What is expected> Tally the lines that hold the word "pelbagai" and reply with that figure only.

Record list>
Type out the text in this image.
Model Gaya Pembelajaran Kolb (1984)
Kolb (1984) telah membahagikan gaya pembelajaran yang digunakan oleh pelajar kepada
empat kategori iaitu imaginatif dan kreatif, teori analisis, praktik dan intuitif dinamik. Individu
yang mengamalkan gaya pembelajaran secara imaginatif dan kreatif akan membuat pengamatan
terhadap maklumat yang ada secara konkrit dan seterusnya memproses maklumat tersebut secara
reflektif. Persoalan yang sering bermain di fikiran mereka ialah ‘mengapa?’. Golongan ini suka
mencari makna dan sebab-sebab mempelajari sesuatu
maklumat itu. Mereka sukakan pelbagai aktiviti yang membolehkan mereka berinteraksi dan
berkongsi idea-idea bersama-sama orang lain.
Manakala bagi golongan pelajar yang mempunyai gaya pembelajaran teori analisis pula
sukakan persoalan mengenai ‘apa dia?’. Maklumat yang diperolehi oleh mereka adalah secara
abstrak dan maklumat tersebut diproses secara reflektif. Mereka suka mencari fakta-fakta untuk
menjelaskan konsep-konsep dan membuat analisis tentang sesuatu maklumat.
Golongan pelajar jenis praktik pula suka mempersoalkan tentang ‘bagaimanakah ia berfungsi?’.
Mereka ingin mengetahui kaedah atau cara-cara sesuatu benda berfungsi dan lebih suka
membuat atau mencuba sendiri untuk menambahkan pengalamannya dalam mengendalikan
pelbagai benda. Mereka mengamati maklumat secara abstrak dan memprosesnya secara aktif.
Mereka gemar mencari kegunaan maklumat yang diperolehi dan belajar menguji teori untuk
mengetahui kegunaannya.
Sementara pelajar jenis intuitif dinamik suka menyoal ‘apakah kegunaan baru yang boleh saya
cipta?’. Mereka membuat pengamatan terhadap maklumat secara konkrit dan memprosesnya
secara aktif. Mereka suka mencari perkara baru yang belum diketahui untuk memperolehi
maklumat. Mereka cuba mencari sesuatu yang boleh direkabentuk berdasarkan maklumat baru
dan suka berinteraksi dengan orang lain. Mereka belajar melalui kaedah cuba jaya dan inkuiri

Answer for this exercise> 2